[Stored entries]
[BEGIN]

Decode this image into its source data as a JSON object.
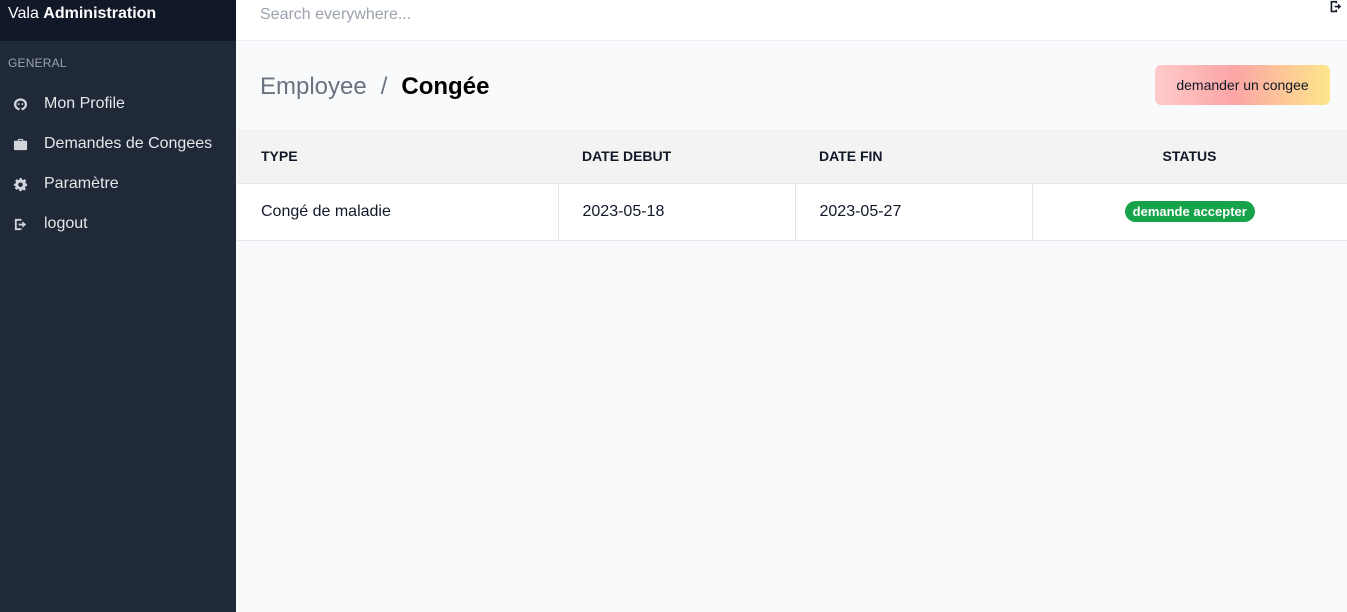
{
  "brand": {
    "prefix": "Vala",
    "name": "Administration"
  },
  "sidebar": {
    "section_label": "GENERAL",
    "items": [
      {
        "label": "Mon Profile",
        "icon": "profile-icon"
      },
      {
        "label": "Demandes de Congees",
        "icon": "briefcase-icon"
      },
      {
        "label": "Paramètre",
        "icon": "gear-icon"
      },
      {
        "label": "logout",
        "icon": "logout-icon"
      }
    ]
  },
  "search": {
    "placeholder": "Search everywhere..."
  },
  "header": {
    "breadcrumb_parent": "Employee",
    "breadcrumb_separator": "/",
    "breadcrumb_current": "Congée",
    "request_button_label": "demander un congee"
  },
  "table": {
    "columns": [
      "TYPE",
      "DATE DEBUT",
      "DATE FIN",
      "STATUS"
    ],
    "rows": [
      {
        "type": "Congé de maladie",
        "date_debut": "2023-05-18",
        "date_fin": "2023-05-27",
        "status": "demande accepter"
      }
    ]
  },
  "colors": {
    "sidebar_bg": "#1f2937",
    "brand_bg": "#111827",
    "status_accepted": "#16a34a"
  }
}
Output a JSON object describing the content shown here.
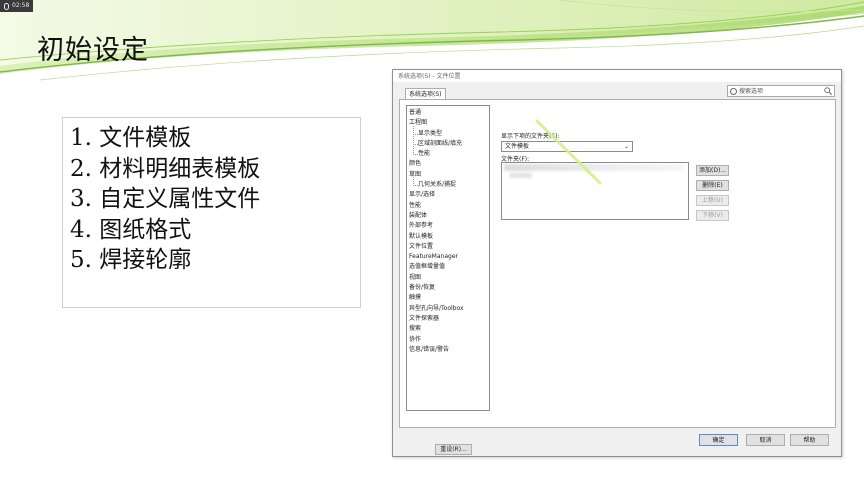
{
  "recorder": {
    "time": "02:58"
  },
  "slide": {
    "title": "初始设定",
    "items": [
      "1. 文件模板",
      "2. 材料明细表模板",
      "3. 自定义属性文件",
      "4. 图纸格式",
      "5. 焊接轮廓"
    ]
  },
  "dialog": {
    "title": "系统选项(S) - 文件位置",
    "tab": "系统选项(S)",
    "search_placeholder": "搜索选项",
    "tree": [
      {
        "label": "普通",
        "sub": false
      },
      {
        "label": "工程图",
        "sub": false
      },
      {
        "label": "显示类型",
        "sub": true
      },
      {
        "label": "区域剖面线/填充",
        "sub": true
      },
      {
        "label": "性能",
        "sub": true
      },
      {
        "label": "颜色",
        "sub": false
      },
      {
        "label": "草图",
        "sub": false
      },
      {
        "label": "几何关系/捕捉",
        "sub": true
      },
      {
        "label": "显示/选择",
        "sub": false
      },
      {
        "label": "性能",
        "sub": false
      },
      {
        "label": "装配体",
        "sub": false
      },
      {
        "label": "外部参考",
        "sub": false
      },
      {
        "label": "默认模板",
        "sub": false
      },
      {
        "label": "文件位置",
        "sub": false
      },
      {
        "label": "FeatureManager",
        "sub": false
      },
      {
        "label": "选值框增量值",
        "sub": false
      },
      {
        "label": "视图",
        "sub": false
      },
      {
        "label": "备份/恢复",
        "sub": false
      },
      {
        "label": "触摸",
        "sub": false
      },
      {
        "label": "异型孔向导/Toolbox",
        "sub": false
      },
      {
        "label": "文件探索器",
        "sub": false
      },
      {
        "label": "搜索",
        "sub": false
      },
      {
        "label": "协作",
        "sub": false
      },
      {
        "label": "信息/错误/警告",
        "sub": false
      }
    ],
    "reset_label": "重设(R)...",
    "show_folders_label": "显示下项的文件夹(S):",
    "show_folders_value": "文件模板",
    "folders_label": "文件夹(F):",
    "add_label": "添加(D)...",
    "delete_label": "删除(E)",
    "move_up_label": "上移(U)",
    "move_down_label": "下移(V)",
    "ok_label": "确定",
    "cancel_label": "取消",
    "help_label": "帮助"
  },
  "colors": {
    "swoosh_light": "#e4f3c4",
    "swoosh_mid": "#a9d56a",
    "swoosh_dark": "#6fae2f",
    "pointer": "#d7ef8a"
  }
}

[END]

Return the material exactly as given, apart from the pictures.

Exercise output:
Decode this image into its source data as a JSON object.
{
  "brand": {
    "prefix": "Vala",
    "name": "Administration"
  },
  "sidebar": {
    "section_label": "GENERAL",
    "items": [
      {
        "label": "Mon Profile",
        "icon": "profile-icon"
      },
      {
        "label": "Demandes de Congees",
        "icon": "briefcase-icon"
      },
      {
        "label": "Paramètre",
        "icon": "gear-icon"
      },
      {
        "label": "logout",
        "icon": "logout-icon"
      }
    ]
  },
  "search": {
    "placeholder": "Search everywhere..."
  },
  "header": {
    "breadcrumb_parent": "Employee",
    "breadcrumb_separator": "/",
    "breadcrumb_current": "Congée",
    "request_button_label": "demander un congee"
  },
  "table": {
    "columns": [
      "TYPE",
      "DATE DEBUT",
      "DATE FIN",
      "STATUS"
    ],
    "rows": [
      {
        "type": "Congé de maladie",
        "date_debut": "2023-05-18",
        "date_fin": "2023-05-27",
        "status": "demande accepter"
      }
    ]
  },
  "colors": {
    "sidebar_bg": "#1f2937",
    "brand_bg": "#111827",
    "status_accepted": "#16a34a"
  }
}
Output a JSON object describing the content shown here.
{
  "recorder": {
    "time": "02:58"
  },
  "slide": {
    "title": "初始设定",
    "items": [
      "1. 文件模板",
      "2. 材料明细表模板",
      "3. 自定义属性文件",
      "4. 图纸格式",
      "5. 焊接轮廓"
    ]
  },
  "dialog": {
    "title": "系统选项(S) - 文件位置",
    "tab": "系统选项(S)",
    "search_placeholder": "搜索选项",
    "tree": [
      {
        "label": "普通",
        "sub": false
      },
      {
        "label": "工程图",
        "sub": false
      },
      {
        "label": "显示类型",
        "sub": true
      },
      {
        "label": "区域剖面线/填充",
        "sub": true
      },
      {
        "label": "性能",
        "sub": true
      },
      {
        "label": "颜色",
        "sub": false
      },
      {
        "label": "草图",
        "sub": false
      },
      {
        "label": "几何关系/捕捉",
        "sub": true
      },
      {
        "label": "显示/选择",
        "sub": false
      },
      {
        "label": "性能",
        "sub": false
      },
      {
        "label": "装配体",
        "sub": false
      },
      {
        "label": "外部参考",
        "sub": false
      },
      {
        "label": "默认模板",
        "sub": false
      },
      {
        "label": "文件位置",
        "sub": false
      },
      {
        "label": "FeatureManager",
        "sub": false
      },
      {
        "label": "选值框增量值",
        "sub": false
      },
      {
        "label": "视图",
        "sub": false
      },
      {
        "label": "备份/恢复",
        "sub": false
      },
      {
        "label": "触摸",
        "sub": false
      },
      {
        "label": "异型孔向导/Toolbox",
        "sub": false
      },
      {
        "label": "文件探索器",
        "sub": false
      },
      {
        "label": "搜索",
        "sub": false
      },
      {
        "label": "协作",
        "sub": false
      },
      {
        "label": "信息/错误/警告",
        "sub": false
      }
    ],
    "reset_label": "重设(R)...",
    "show_folders_label": "显示下项的文件夹(S):",
    "show_folders_value": "文件模板",
    "folders_label": "文件夹(F):",
    "add_label": "添加(D)...",
    "delete_label": "删除(E)",
    "move_up_label": "上移(U)",
    "move_down_label": "下移(V)",
    "ok_label": "确定",
    "cancel_label": "取消",
    "help_label": "帮助"
  },
  "colors": {
    "swoosh_light": "#e4f3c4",
    "swoosh_mid": "#a9d56a",
    "swoosh_dark": "#6fae2f",
    "pointer": "#d7ef8a"
  }
}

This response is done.